▶ **Exercise materials**

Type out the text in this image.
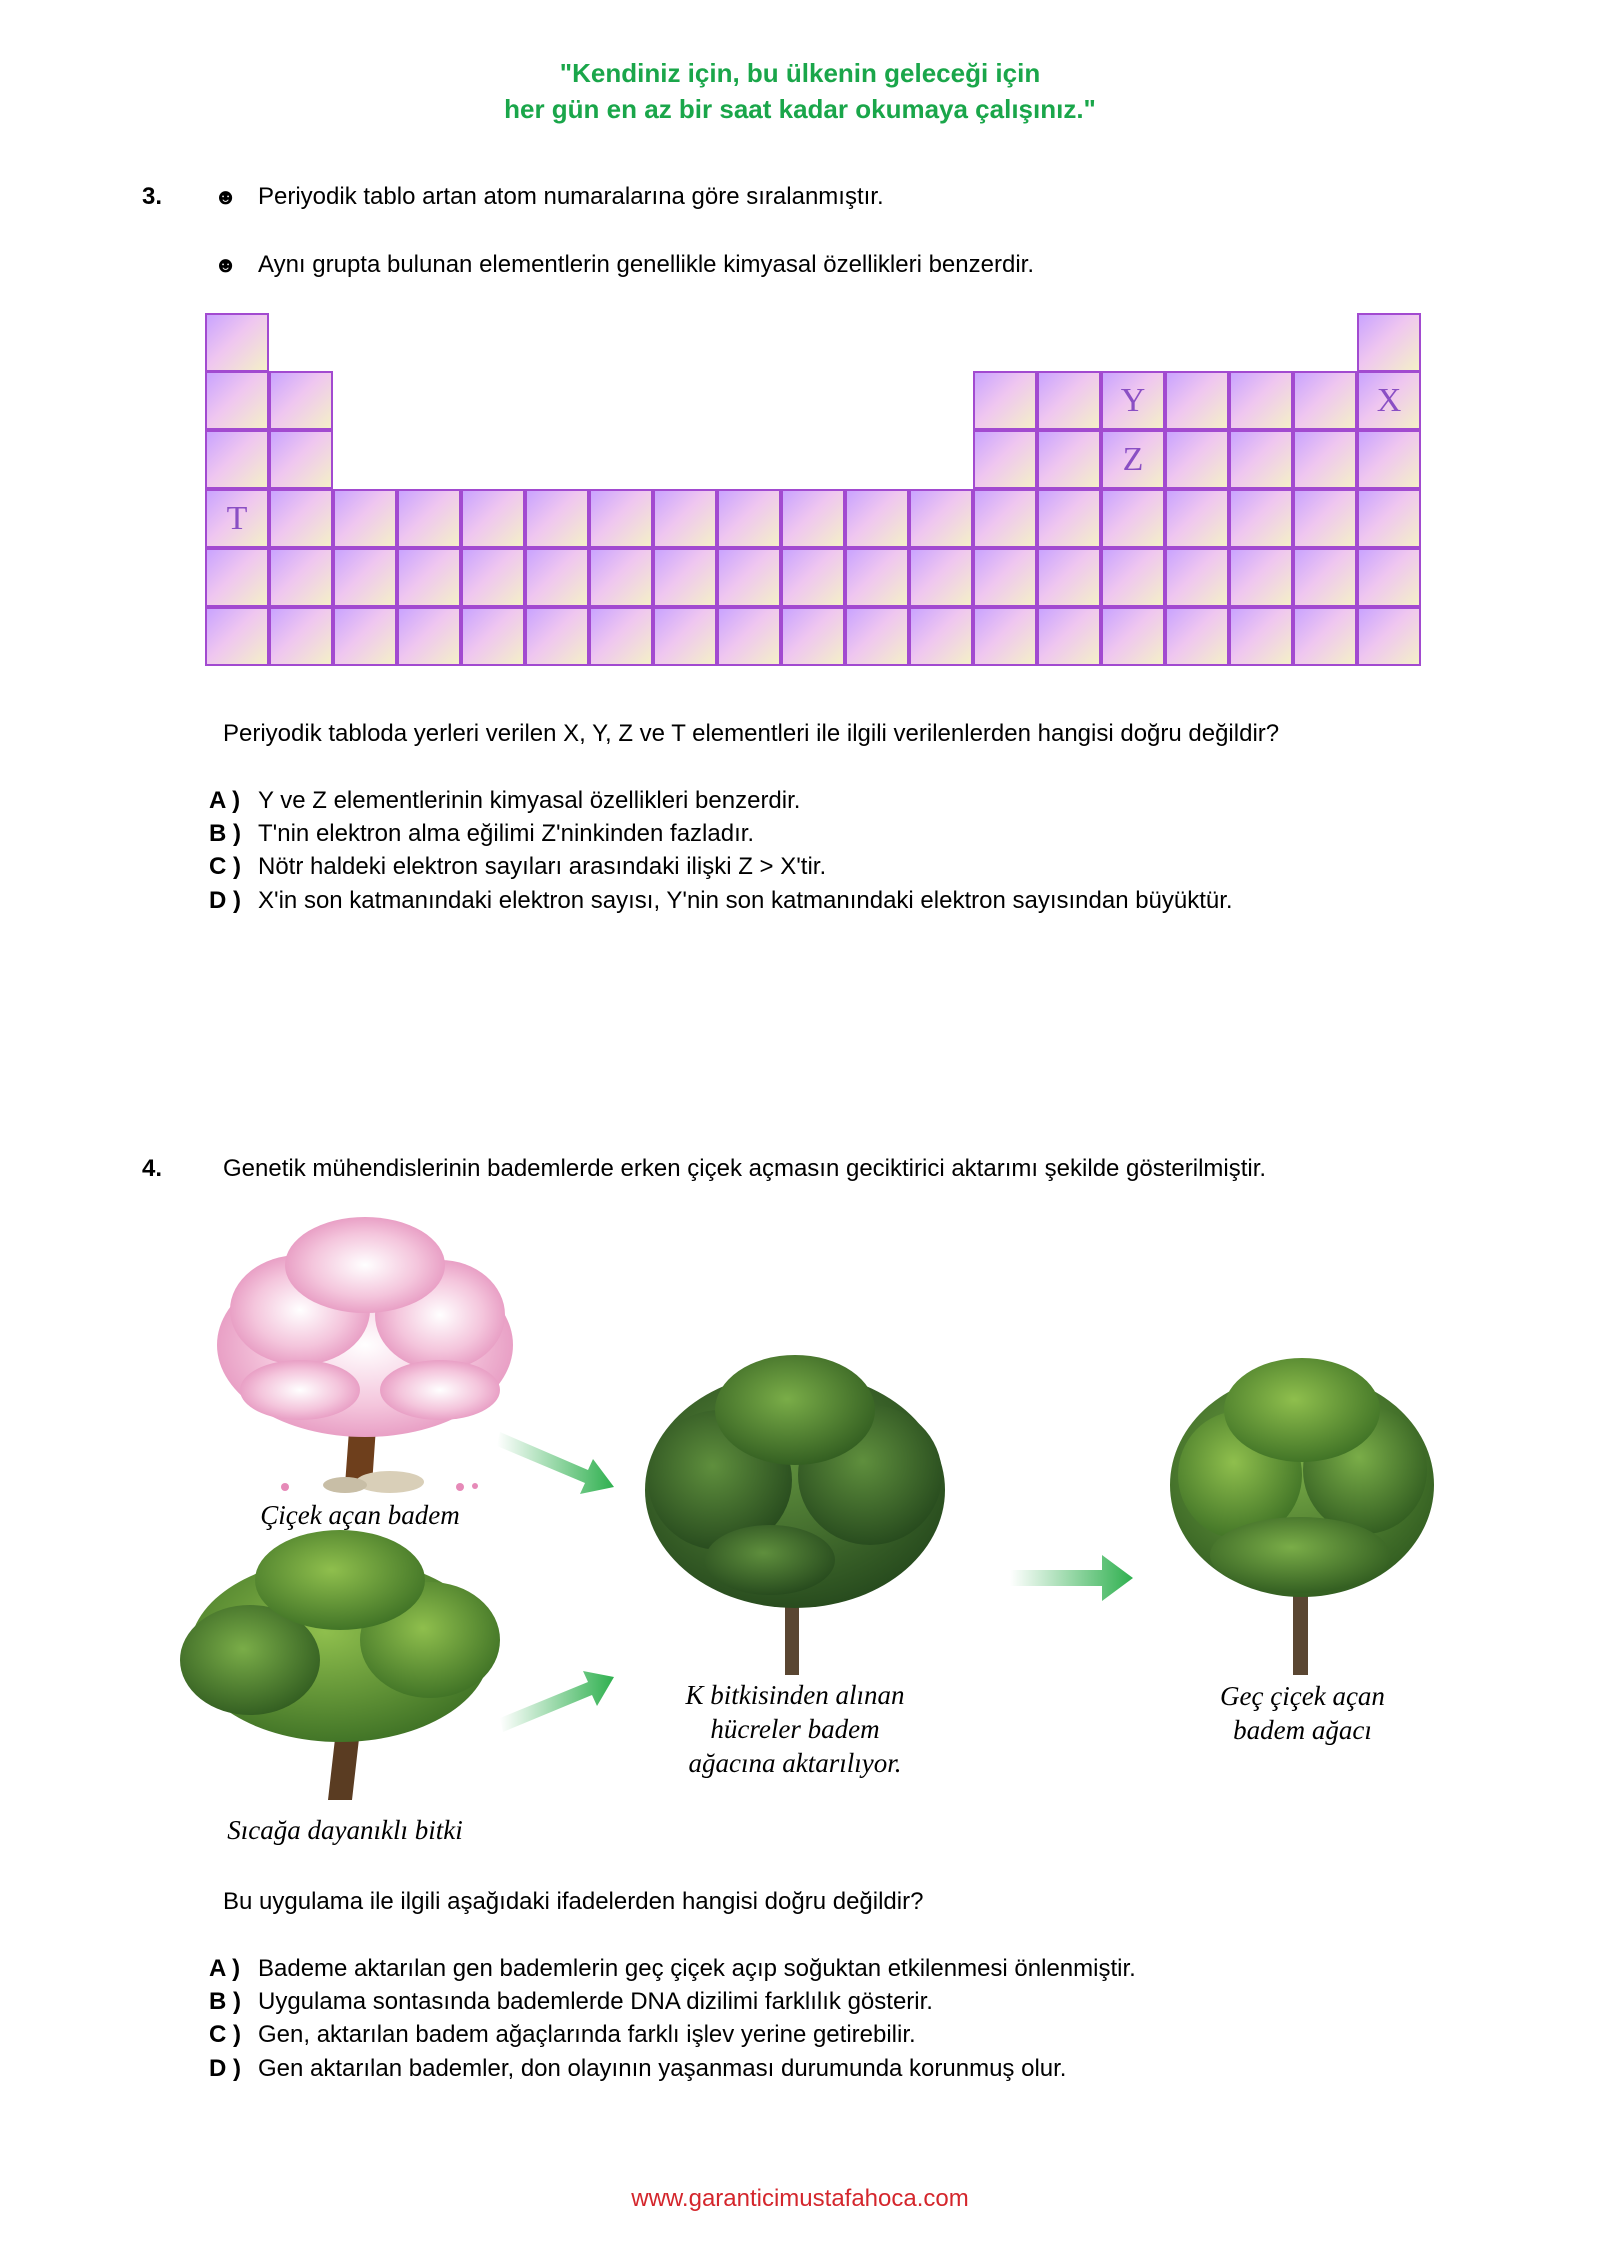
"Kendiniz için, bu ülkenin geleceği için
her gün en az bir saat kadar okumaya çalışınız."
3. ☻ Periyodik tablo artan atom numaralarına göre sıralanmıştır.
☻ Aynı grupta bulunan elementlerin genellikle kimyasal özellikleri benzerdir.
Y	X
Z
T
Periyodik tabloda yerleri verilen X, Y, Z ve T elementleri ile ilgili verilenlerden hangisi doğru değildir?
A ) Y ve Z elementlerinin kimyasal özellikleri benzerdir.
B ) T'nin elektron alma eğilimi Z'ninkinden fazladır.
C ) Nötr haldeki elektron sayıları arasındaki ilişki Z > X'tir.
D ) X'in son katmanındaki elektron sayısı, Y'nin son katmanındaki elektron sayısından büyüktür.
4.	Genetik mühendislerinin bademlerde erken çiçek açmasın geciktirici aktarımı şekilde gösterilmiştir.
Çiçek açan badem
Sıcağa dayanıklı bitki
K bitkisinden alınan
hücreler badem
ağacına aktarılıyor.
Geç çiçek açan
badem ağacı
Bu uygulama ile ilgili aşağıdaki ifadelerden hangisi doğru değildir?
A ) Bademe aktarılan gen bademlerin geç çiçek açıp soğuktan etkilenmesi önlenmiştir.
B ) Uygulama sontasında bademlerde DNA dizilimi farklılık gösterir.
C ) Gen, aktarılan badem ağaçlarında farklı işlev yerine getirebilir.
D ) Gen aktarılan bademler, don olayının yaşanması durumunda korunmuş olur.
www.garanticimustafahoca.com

--

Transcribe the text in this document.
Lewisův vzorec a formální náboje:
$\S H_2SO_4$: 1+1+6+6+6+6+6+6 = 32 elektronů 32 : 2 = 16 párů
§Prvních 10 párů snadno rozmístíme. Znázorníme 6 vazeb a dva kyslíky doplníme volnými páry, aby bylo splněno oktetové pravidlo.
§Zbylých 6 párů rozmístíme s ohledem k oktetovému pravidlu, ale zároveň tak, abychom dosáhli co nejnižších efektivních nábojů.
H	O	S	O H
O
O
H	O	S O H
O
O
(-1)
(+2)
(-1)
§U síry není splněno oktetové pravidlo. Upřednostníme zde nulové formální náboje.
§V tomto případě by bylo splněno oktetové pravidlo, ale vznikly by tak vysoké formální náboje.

* * *

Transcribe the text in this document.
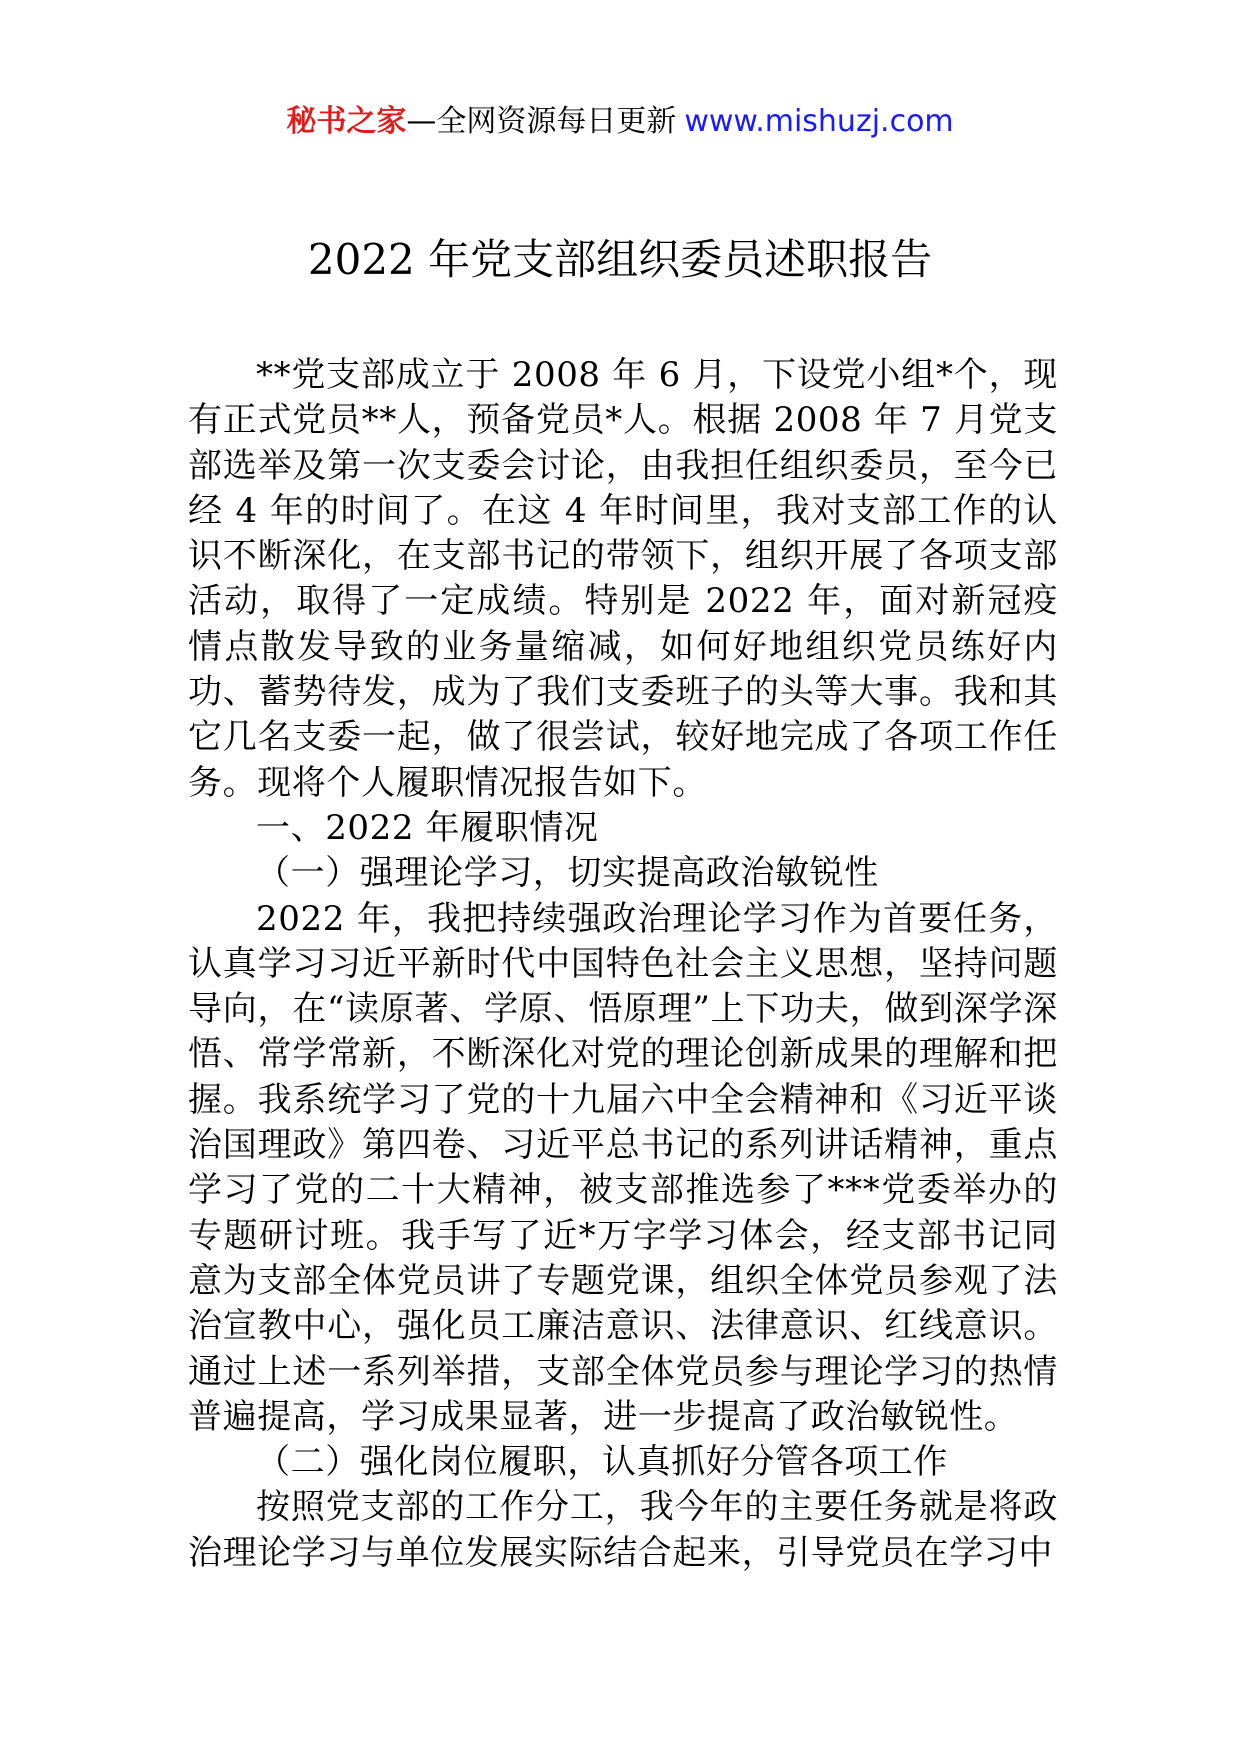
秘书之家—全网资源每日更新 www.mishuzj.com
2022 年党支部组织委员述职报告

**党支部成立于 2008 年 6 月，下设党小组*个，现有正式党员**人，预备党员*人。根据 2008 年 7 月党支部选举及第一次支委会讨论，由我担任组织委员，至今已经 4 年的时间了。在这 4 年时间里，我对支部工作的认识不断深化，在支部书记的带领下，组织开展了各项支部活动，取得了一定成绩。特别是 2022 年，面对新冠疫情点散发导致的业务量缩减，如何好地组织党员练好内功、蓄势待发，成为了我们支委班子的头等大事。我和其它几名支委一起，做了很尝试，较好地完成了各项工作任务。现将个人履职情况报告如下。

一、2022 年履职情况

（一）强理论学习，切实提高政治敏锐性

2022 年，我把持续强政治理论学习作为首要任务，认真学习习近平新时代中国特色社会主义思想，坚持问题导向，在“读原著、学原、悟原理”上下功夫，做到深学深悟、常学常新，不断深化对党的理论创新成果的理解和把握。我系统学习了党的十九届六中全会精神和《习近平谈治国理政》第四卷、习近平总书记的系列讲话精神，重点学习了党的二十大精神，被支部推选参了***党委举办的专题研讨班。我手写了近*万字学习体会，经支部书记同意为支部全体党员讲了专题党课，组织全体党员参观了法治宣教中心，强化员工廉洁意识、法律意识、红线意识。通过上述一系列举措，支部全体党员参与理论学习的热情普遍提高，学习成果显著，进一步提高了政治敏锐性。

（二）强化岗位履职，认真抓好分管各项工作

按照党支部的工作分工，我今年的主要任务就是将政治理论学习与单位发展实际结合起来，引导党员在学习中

▶ **Work required**
List each line in the listing that contains the string "bademlerde".

▶ **Written answer**
4.	Genetik mühendislerinin bademlerde erken çiçek açmasın geciktirici aktarımı şekilde gösterilmiştir.
B ) Uygulama sontasında bademlerde DNA dizilimi farklılık gösterir.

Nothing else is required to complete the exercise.